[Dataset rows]
════════════════

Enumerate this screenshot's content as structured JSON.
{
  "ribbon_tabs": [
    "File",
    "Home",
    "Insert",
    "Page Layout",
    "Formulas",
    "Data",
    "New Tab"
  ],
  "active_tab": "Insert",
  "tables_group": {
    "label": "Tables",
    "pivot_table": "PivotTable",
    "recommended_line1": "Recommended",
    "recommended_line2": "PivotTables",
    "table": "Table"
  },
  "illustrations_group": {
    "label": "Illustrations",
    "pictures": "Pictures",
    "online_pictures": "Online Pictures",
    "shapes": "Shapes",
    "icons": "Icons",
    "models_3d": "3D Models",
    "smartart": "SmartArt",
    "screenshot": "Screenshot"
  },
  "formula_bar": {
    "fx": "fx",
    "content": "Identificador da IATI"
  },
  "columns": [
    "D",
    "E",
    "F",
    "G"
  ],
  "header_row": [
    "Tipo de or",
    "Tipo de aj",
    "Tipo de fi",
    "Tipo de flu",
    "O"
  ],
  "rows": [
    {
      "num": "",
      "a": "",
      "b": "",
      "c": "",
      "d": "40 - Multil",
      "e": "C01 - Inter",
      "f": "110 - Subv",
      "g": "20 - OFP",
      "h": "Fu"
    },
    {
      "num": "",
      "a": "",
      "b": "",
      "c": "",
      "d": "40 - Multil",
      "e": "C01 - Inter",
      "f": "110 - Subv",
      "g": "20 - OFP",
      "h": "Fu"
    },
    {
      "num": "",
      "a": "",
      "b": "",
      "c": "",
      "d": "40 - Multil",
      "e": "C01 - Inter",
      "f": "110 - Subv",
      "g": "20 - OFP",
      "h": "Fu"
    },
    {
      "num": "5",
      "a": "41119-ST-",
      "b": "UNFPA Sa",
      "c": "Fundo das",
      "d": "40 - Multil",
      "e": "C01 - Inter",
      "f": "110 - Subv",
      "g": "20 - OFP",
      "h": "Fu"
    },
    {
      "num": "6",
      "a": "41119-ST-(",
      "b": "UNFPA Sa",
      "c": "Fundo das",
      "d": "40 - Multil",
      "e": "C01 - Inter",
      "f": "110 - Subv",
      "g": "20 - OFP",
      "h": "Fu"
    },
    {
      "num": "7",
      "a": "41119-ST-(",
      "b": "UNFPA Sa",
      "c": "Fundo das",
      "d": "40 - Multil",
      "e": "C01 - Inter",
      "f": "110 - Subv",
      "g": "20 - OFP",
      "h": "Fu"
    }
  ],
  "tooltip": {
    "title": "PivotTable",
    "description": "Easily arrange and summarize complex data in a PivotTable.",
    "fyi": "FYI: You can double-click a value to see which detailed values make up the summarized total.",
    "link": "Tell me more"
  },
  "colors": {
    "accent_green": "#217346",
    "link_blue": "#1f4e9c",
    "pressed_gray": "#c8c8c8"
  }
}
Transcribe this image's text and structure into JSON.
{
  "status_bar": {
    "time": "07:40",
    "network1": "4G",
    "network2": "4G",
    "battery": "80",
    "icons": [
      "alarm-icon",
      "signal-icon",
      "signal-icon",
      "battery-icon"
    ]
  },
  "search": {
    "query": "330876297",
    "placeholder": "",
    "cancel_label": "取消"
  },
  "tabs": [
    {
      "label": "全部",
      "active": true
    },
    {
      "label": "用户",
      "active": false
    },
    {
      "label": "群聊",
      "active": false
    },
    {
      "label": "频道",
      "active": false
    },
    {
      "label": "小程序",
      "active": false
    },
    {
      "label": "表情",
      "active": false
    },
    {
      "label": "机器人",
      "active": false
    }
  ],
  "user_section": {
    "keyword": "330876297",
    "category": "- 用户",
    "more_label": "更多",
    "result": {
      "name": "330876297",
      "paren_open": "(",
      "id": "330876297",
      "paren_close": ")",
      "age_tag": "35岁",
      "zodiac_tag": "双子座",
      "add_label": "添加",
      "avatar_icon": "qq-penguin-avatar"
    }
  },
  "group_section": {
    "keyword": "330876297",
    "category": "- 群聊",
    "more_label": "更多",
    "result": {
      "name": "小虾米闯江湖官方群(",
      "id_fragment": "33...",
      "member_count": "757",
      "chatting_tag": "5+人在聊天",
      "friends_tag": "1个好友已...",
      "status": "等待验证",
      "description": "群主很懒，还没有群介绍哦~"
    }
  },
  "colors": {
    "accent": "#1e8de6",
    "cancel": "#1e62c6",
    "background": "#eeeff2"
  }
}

════════════════

● THE PROBLEM
Reproduce the material above exactly; please quote every line of it.

● PROBLEM SOLUTION
Enumerate this screenshot's content as structured JSON.
{
  "ribbon_tabs": [
    "File",
    "Home",
    "Insert",
    "Page Layout",
    "Formulas",
    "Data",
    "New Tab"
  ],
  "active_tab": "Insert",
  "tables_group": {
    "label": "Tables",
    "pivot_table": "PivotTable",
    "recommended_line1": "Recommended",
    "recommended_line2": "PivotTables",
    "table": "Table"
  },
  "illustrations_group": {
    "label": "Illustrations",
    "pictures": "Pictures",
    "online_pictures": "Online Pictures",
    "shapes": "Shapes",
    "icons": "Icons",
    "models_3d": "3D Models",
    "smartart": "SmartArt",
    "screenshot": "Screenshot"
  },
  "formula_bar": {
    "fx": "fx",
    "content": "Identificador da IATI"
  },
  "columns": [
    "D",
    "E",
    "F",
    "G"
  ],
  "header_row": [
    "Tipo de or",
    "Tipo de aj",
    "Tipo de fi",
    "Tipo de flu",
    "O"
  ],
  "rows": [
    {
      "num": "",
      "a": "",
      "b": "",
      "c": "",
      "d": "40 - Multil",
      "e": "C01 - Inter",
      "f": "110 - Subv",
      "g": "20 - OFP",
      "h": "Fu"
    },
    {
      "num": "",
      "a": "",
      "b": "",
      "c": "",
      "d": "40 - Multil",
      "e": "C01 - Inter",
      "f": "110 - Subv",
      "g": "20 - OFP",
      "h": "Fu"
    },
    {
      "num": "",
      "a": "",
      "b": "",
      "c": "",
      "d": "40 - Multil",
      "e": "C01 - Inter",
      "f": "110 - Subv",
      "g": "20 - OFP",
      "h": "Fu"
    },
    {
      "num": "5",
      "a": "41119-ST-",
      "b": "UNFPA Sa",
      "c": "Fundo das",
      "d": "40 - Multil",
      "e": "C01 - Inter",
      "f": "110 - Subv",
      "g": "20 - OFP",
      "h": "Fu"
    },
    {
      "num": "6",
      "a": "41119-ST-(",
      "b": "UNFPA Sa",
      "c": "Fundo das",
      "d": "40 - Multil",
      "e": "C01 - Inter",
      "f": "110 - Subv",
      "g": "20 - OFP",
      "h": "Fu"
    },
    {
      "num": "7",
      "a": "41119-ST-(",
      "b": "UNFPA Sa",
      "c": "Fundo das",
      "d": "40 - Multil",
      "e": "C01 - Inter",
      "f": "110 - Subv",
      "g": "20 - OFP",
      "h": "Fu"
    }
  ],
  "tooltip": {
    "title": "PivotTable",
    "description": "Easily arrange and summarize complex data in a PivotTable.",
    "fyi": "FYI: You can double-click a value to see which detailed values make up the summarized total.",
    "link": "Tell me more"
  },
  "colors": {
    "accent_green": "#217346",
    "link_blue": "#1f4e9c",
    "pressed_gray": "#c8c8c8"
  }
}
Transcribe this image's text and structure into JSON.
{
  "status_bar": {
    "time": "07:40",
    "network1": "4G",
    "network2": "4G",
    "battery": "80",
    "icons": [
      "alarm-icon",
      "signal-icon",
      "signal-icon",
      "battery-icon"
    ]
  },
  "search": {
    "query": "330876297",
    "placeholder": "",
    "cancel_label": "取消"
  },
  "tabs": [
    {
      "label": "全部",
      "active": true
    },
    {
      "label": "用户",
      "active": false
    },
    {
      "label": "群聊",
      "active": false
    },
    {
      "label": "频道",
      "active": false
    },
    {
      "label": "小程序",
      "active": false
    },
    {
      "label": "表情",
      "active": false
    },
    {
      "label": "机器人",
      "active": false
    }
  ],
  "user_section": {
    "keyword": "330876297",
    "category": "- 用户",
    "more_label": "更多",
    "result": {
      "name": "330876297",
      "paren_open": "(",
      "id": "330876297",
      "paren_close": ")",
      "age_tag": "35岁",
      "zodiac_tag": "双子座",
      "add_label": "添加",
      "avatar_icon": "qq-penguin-avatar"
    }
  },
  "group_section": {
    "keyword": "330876297",
    "category": "- 群聊",
    "more_label": "更多",
    "result": {
      "name": "小虾米闯江湖官方群(",
      "id_fragment": "33...",
      "member_count": "757",
      "chatting_tag": "5+人在聊天",
      "friends_tag": "1个好友已...",
      "status": "等待验证",
      "description": "群主很懒，还没有群介绍哦~"
    }
  },
  "colors": {
    "accent": "#1e8de6",
    "cancel": "#1e62c6",
    "background": "#eeeff2"
  }
}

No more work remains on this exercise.